_Given problem:_ Pictures do not belong in the copy. Return all of the entries exactly.

Dataset excerpts

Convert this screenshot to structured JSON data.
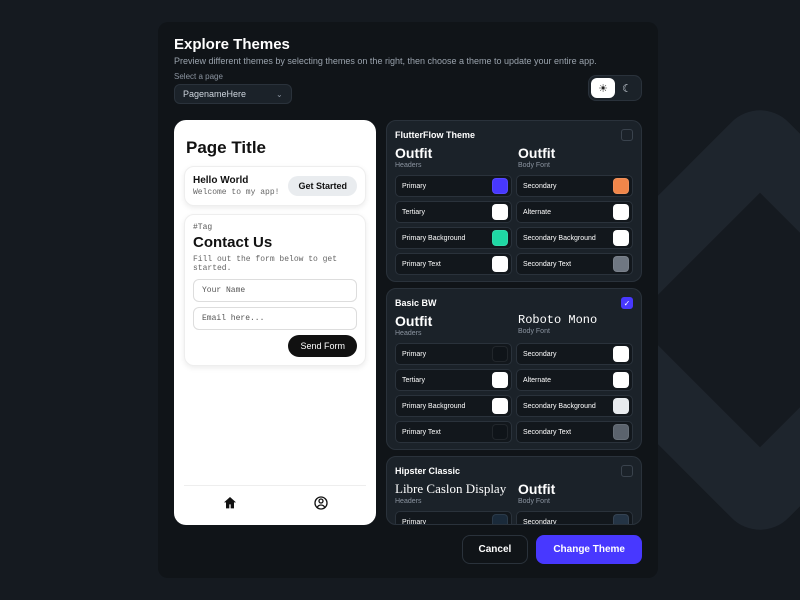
{
  "header": {
    "title": "Explore Themes",
    "subtitle": "Preview different themes by selecting themes on the right, then choose a theme to update your entire app.",
    "select_label": "Select a page",
    "page_name": "PagenameHere"
  },
  "mode": {
    "light_icon": "☀",
    "dark_icon": "☾"
  },
  "preview": {
    "page_title": "Page Title",
    "hello": {
      "title": "Hello World",
      "sub": "Welcome to my app!",
      "cta": "Get Started"
    },
    "contact": {
      "tag": "#Tag",
      "title": "Contact Us",
      "sub": "Fill out the form below to get started.",
      "name_ph": "Your Name",
      "email_ph": "Email here...",
      "send": "Send Form"
    }
  },
  "themes": [
    {
      "name": "FlutterFlow Theme",
      "selected": false,
      "header_font": "Outfit",
      "body_font": "Outfit",
      "body_font_class": "",
      "swatches": [
        {
          "label": "Primary",
          "color": "#4838ff"
        },
        {
          "label": "Secondary",
          "color": "#f0864a"
        },
        {
          "label": "Tertiary",
          "color": "#ffffff"
        },
        {
          "label": "Alternate",
          "color": "#ffffff"
        },
        {
          "label": "Primary Background",
          "color": "#1fd8a4"
        },
        {
          "label": "Secondary Background",
          "color": "#ffffff"
        },
        {
          "label": "Primary Text",
          "color": "#ffffff"
        },
        {
          "label": "Secondary Text",
          "color": "#6f7782"
        }
      ]
    },
    {
      "name": "Basic BW",
      "selected": true,
      "header_font": "Outfit",
      "body_font": "Roboto Mono",
      "body_font_class": "mono",
      "swatches": [
        {
          "label": "Primary",
          "color": "#0f1419"
        },
        {
          "label": "Secondary",
          "color": "#ffffff"
        },
        {
          "label": "Tertiary",
          "color": "#ffffff"
        },
        {
          "label": "Alternate",
          "color": "#ffffff"
        },
        {
          "label": "Primary Background",
          "color": "#ffffff"
        },
        {
          "label": "Secondary Background",
          "color": "#e8ebee"
        },
        {
          "label": "Primary Text",
          "color": "#0f1419"
        },
        {
          "label": "Secondary Text",
          "color": "#5b636d"
        }
      ]
    },
    {
      "name": "Hipster Classic",
      "selected": false,
      "header_font": "Libre Caslon Display",
      "header_font_class": "serif",
      "body_font": "Outfit",
      "body_font_class": "",
      "swatches": [
        {
          "label": "Primary",
          "color": "#1a2a3a"
        },
        {
          "label": "Secondary",
          "color": "#243445"
        }
      ]
    }
  ],
  "font_labels": {
    "headers": "Headers",
    "body": "Body Font"
  },
  "footer": {
    "cancel": "Cancel",
    "apply": "Change Theme"
  }
}
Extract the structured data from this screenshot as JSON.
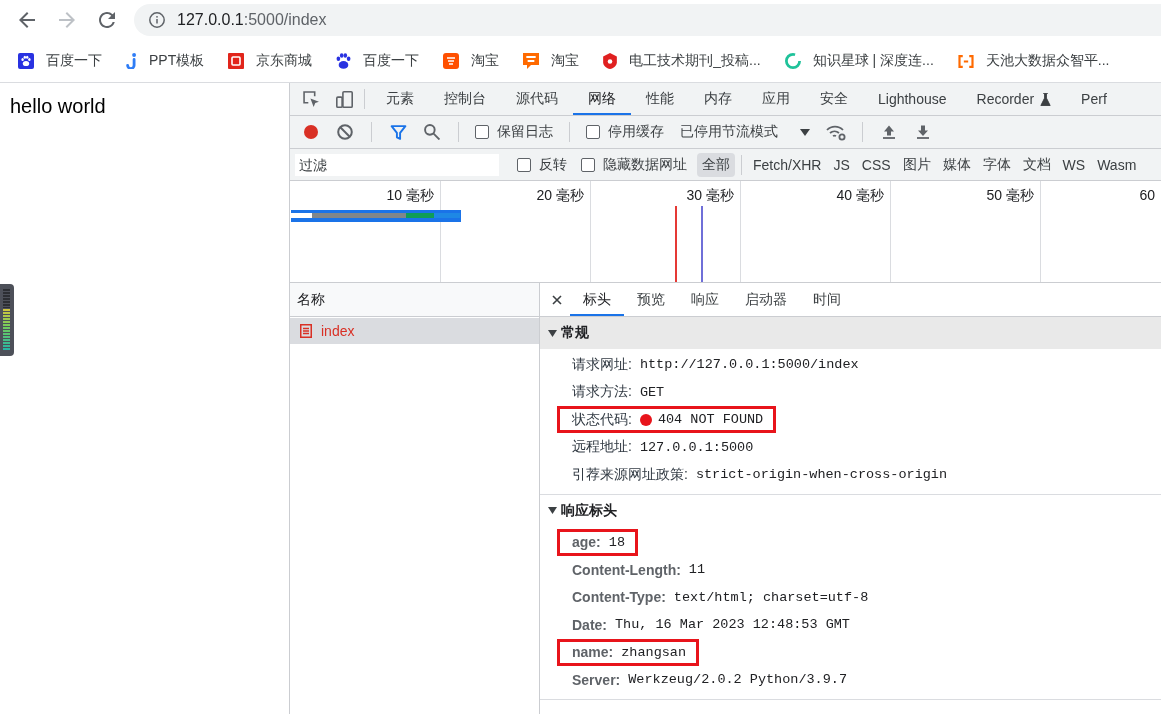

_Solution:_
Convert this screenshot to structured JSON data.
{
  "header": {
    "title": "Explore Themes",
    "subtitle": "Preview different themes by selecting themes on the right, then choose a theme to update your entire app.",
    "select_label": "Select a page",
    "page_name": "PagenameHere"
  },
  "mode": {
    "light_icon": "☀",
    "dark_icon": "☾"
  },
  "preview": {
    "page_title": "Page Title",
    "hello": {
      "title": "Hello World",
      "sub": "Welcome to my app!",
      "cta": "Get Started"
    },
    "contact": {
      "tag": "#Tag",
      "title": "Contact Us",
      "sub": "Fill out the form below to get started.",
      "name_ph": "Your Name",
      "email_ph": "Email here...",
      "send": "Send Form"
    }
  },
  "themes": [
    {
      "name": "FlutterFlow Theme",
      "selected": false,
      "header_font": "Outfit",
      "body_font": "Outfit",
      "body_font_class": "",
      "swatches": [
        {
          "label": "Primary",
          "color": "#4838ff"
        },
        {
          "label": "Secondary",
          "color": "#f0864a"
        },
        {
          "label": "Tertiary",
          "color": "#ffffff"
        },
        {
          "label": "Alternate",
          "color": "#ffffff"
        },
        {
          "label": "Primary Background",
          "color": "#1fd8a4"
        },
        {
          "label": "Secondary Background",
          "color": "#ffffff"
        },
        {
          "label": "Primary Text",
          "color": "#ffffff"
        },
        {
          "label": "Secondary Text",
          "color": "#6f7782"
        }
      ]
    },
    {
      "name": "Basic BW",
      "selected": true,
      "header_font": "Outfit",
      "body_font": "Roboto Mono",
      "body_font_class": "mono",
      "swatches": [
        {
          "label": "Primary",
          "color": "#0f1419"
        },
        {
          "label": "Secondary",
          "color": "#ffffff"
        },
        {
          "label": "Tertiary",
          "color": "#ffffff"
        },
        {
          "label": "Alternate",
          "color": "#ffffff"
        },
        {
          "label": "Primary Background",
          "color": "#ffffff"
        },
        {
          "label": "Secondary Background",
          "color": "#e8ebee"
        },
        {
          "label": "Primary Text",
          "color": "#0f1419"
        },
        {
          "label": "Secondary Text",
          "color": "#5b636d"
        }
      ]
    },
    {
      "name": "Hipster Classic",
      "selected": false,
      "header_font": "Libre Caslon Display",
      "header_font_class": "serif",
      "body_font": "Outfit",
      "body_font_class": "",
      "swatches": [
        {
          "label": "Primary",
          "color": "#1a2a3a"
        },
        {
          "label": "Secondary",
          "color": "#243445"
        }
      ]
    }
  ],
  "font_labels": {
    "headers": "Headers",
    "body": "Body Font"
  },
  "footer": {
    "cancel": "Cancel",
    "apply": "Change Theme"
  }
}
Extract the structured data from this screenshot as JSON.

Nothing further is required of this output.